## What you should do
Make an exact copy of the records, with the pictures left out.

## Information given
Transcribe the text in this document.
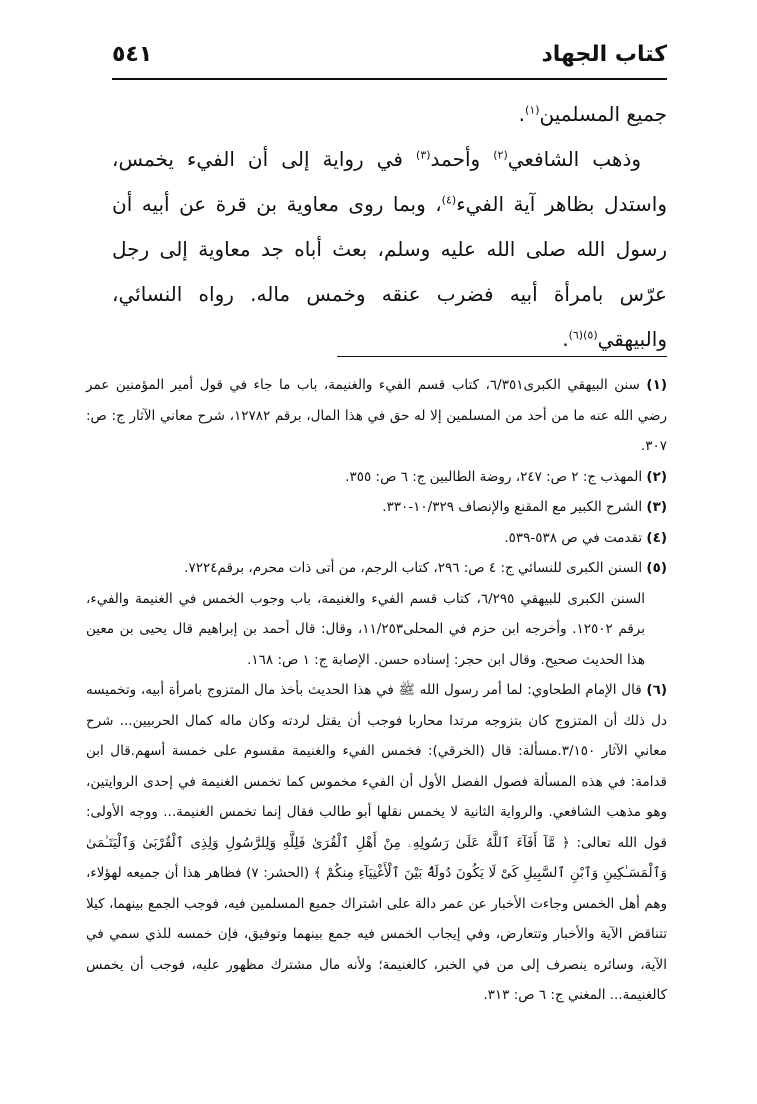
٥٤١	كتاب الجهاد

جميع المسلمين$^{(١)}$.

وذهب الشافعي$^{(٢)}$ وأحمد$^{(٣)}$ في رواية إلى أن الفيء يخمس، واستدل بظاهر آية الفيء$^{(٤)}$، وبما روى معاوية بن قرة عن أبيه أن رسول الله صلى الله عليه وسلم، بعث أباه جد معاوية إلى رجل عرّس بامرأة أبيه فضرب عنقه وخمس ماله. رواه النسائي، والبيهقي$^{(٥)(٦)}$.

(١) سنن البيهقي الكبرى٦/٣٥١، كتاب قسم الفيء والغنيمة، باب ما جاء في قول أمير المؤمنين عمر رضي الله عنه ما من أحد من المسلمين إلا له حق في هذا المال، برقم ١٢٧٨٢، شرح معاني الآثار ج: ص: ٣٠٧.

(٢) المهذب ج: ٢ ص: ٢٤٧، روضة الطالبين ج: ٦ ص: ٣٥٥.

(٣) الشرح الكبير مع المقنع والإنصاف ١٠/٣٢٩-٣٣٠.

(٤) تقدمت في ص ٥٣٨-٥٣٩.

(٥) السنن الكبرى للنسائي ج: ٤ ص: ٢٩٦، كتاب الرجم، من أتى ذات محرم، برقم٧٢٢٤.

السنن الكبرى للبيهقي ٦/٢٩٥، كتاب قسم الفيء والغنيمة، باب وجوب الخمس في الغنيمة والفيء، برقم ١٢٥٠٢. وأخرجه ابن حزم في المحلى١١/٢٥٣، وقال: قال أحمد بن إبراهيم قال يحيى بن معين هذا الحديث صحيح. وقال ابن حجر: إسناده حسن. الإصابة ج: ١ ص: ١٦٨.

(٦) قال الإمام الطحاوي: لما أمر رسول الله ﷺ في هذا الحديث بأخذ مال المتزوج بامرأة أبيه، وتخميسه دل ذلك أن المتزوج كان بتزوجه مرتدا محاربا فوجب أن يقتل لردته وكان ماله كمال الحربيين... شرح معاني الآثار ٣/١٥٠.مسألة: قال (الخرقي): فخمس الفيء والغنيمة مقسوم على خمسة أسهم.قال ابن قدامة: في هذه المسألة فصول الفصل الأول أن الفيء مخموس كما تخمس الغنيمة في إحدى الروايتين، وهو مذهب الشافعي. والرواية الثانية لا يخمس نقلها أبو طالب فقال إنما تخمس الغنيمة... ووجه الأولى: قول الله تعالى: ﴿ مَّآ أَفَآءَ ٱللَّهُ عَلَىٰ رَسُولِهِۦ مِنْ أَهْلِ ٱلْقُرَىٰ فَلِلَّهِ وَلِلرَّسُولِ وَلِذِى ٱلْقُرْبَىٰ وَٱلْيَتَـٰمَىٰ وَٱلْمَسَـٰكِينِ وَٱبْنِ ٱلسَّبِيلِ كَىْ لَا يَكُونَ دُولَةًۢ بَيْنَ ٱلْأَغْنِيَآءِ مِنكُمْ ﴾ (الحشر: ٧) فظاهر هذا أن جميعه لهؤلاء، وهم أهل الخمس وجاءت الأخبار عن عمر دالة على اشتراك جميع المسلمين فيه، فوجب الجمع بينهما، كيلا تتناقض الآية والأخبار وتتعارض، وفي إيجاب الخمس فيه جمع بينهما وتوفيق، فإن خمسه للذي سمي في الآية، وسائره ينصرف إلى من في الخبر، كالغنيمة؛ ولأنه مال مشترك مظهور عليه، فوجب أن يخمس كالغنيمة... المغني ج: ٦ ص: ٣١٣.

## Answer to this problem
Transcribe the text in this document.
٥٤١	كتاب الجهاد

جميع المسلمين$^{(١)}$.

وذهب الشافعي$^{(٢)}$ وأحمد$^{(٣)}$ في رواية إلى أن الفيء يخمس، واستدل بظاهر آية الفيء$^{(٤)}$، وبما روى معاوية بن قرة عن أبيه أن رسول الله صلى الله عليه وسلم، بعث أباه جد معاوية إلى رجل عرّس بامرأة أبيه فضرب عنقه وخمس ماله. رواه النسائي، والبيهقي$^{(٥)(٦)}$.

(١) سنن البيهقي الكبرى٦/٣٥١، كتاب قسم الفيء والغنيمة، باب ما جاء في قول أمير المؤمنين عمر رضي الله عنه ما من أحد من المسلمين إلا له حق في هذا المال، برقم ١٢٧٨٢، شرح معاني الآثار ج: ص: ٣٠٧.

(٢) المهذب ج: ٢ ص: ٢٤٧، روضة الطالبين ج: ٦ ص: ٣٥٥.

(٣) الشرح الكبير مع المقنع والإنصاف ١٠/٣٢٩-٣٣٠.

(٤) تقدمت في ص ٥٣٨-٥٣٩.

(٥) السنن الكبرى للنسائي ج: ٤ ص: ٢٩٦، كتاب الرجم، من أتى ذات محرم، برقم٧٢٢٤.

السنن الكبرى للبيهقي ٦/٢٩٥، كتاب قسم الفيء والغنيمة، باب وجوب الخمس في الغنيمة والفيء، برقم ١٢٥٠٢. وأخرجه ابن حزم في المحلى١١/٢٥٣، وقال: قال أحمد بن إبراهيم قال يحيى بن معين هذا الحديث صحيح. وقال ابن حجر: إسناده حسن. الإصابة ج: ١ ص: ١٦٨.

(٦) قال الإمام الطحاوي: لما أمر رسول الله ﷺ في هذا الحديث بأخذ مال المتزوج بامرأة أبيه، وتخميسه دل ذلك أن المتزوج كان بتزوجه مرتدا محاربا فوجب أن يقتل لردته وكان ماله كمال الحربيين... شرح معاني الآثار ٣/١٥٠.مسألة: قال (الخرقي): فخمس الفيء والغنيمة مقسوم على خمسة أسهم.قال ابن قدامة: في هذه المسألة فصول الفصل الأول أن الفيء مخموس كما تخمس الغنيمة في إحدى الروايتين، وهو مذهب الشافعي. والرواية الثانية لا يخمس نقلها أبو طالب فقال إنما تخمس الغنيمة... ووجه الأولى: قول الله تعالى: ﴿ مَّآ أَفَآءَ ٱللَّهُ عَلَىٰ رَسُولِهِۦ مِنْ أَهْلِ ٱلْقُرَىٰ فَلِلَّهِ وَلِلرَّسُولِ وَلِذِى ٱلْقُرْبَىٰ وَٱلْيَتَـٰمَىٰ وَٱلْمَسَـٰكِينِ وَٱبْنِ ٱلسَّبِيلِ كَىْ لَا يَكُونَ دُولَةًۢ بَيْنَ ٱلْأَغْنِيَآءِ مِنكُمْ ﴾ (الحشر: ٧) فظاهر هذا أن جميعه لهؤلاء، وهم أهل الخمس وجاءت الأخبار عن عمر دالة على اشتراك جميع المسلمين فيه، فوجب الجمع بينهما، كيلا تتناقض الآية والأخبار وتتعارض، وفي إيجاب الخمس فيه جمع بينهما وتوفيق، فإن خمسه للذي سمي في الآية، وسائره ينصرف إلى من في الخبر، كالغنيمة؛ ولأنه مال مشترك مظهور عليه، فوجب أن يخمس كالغنيمة... المغني ج: ٦ ص: ٣١٣.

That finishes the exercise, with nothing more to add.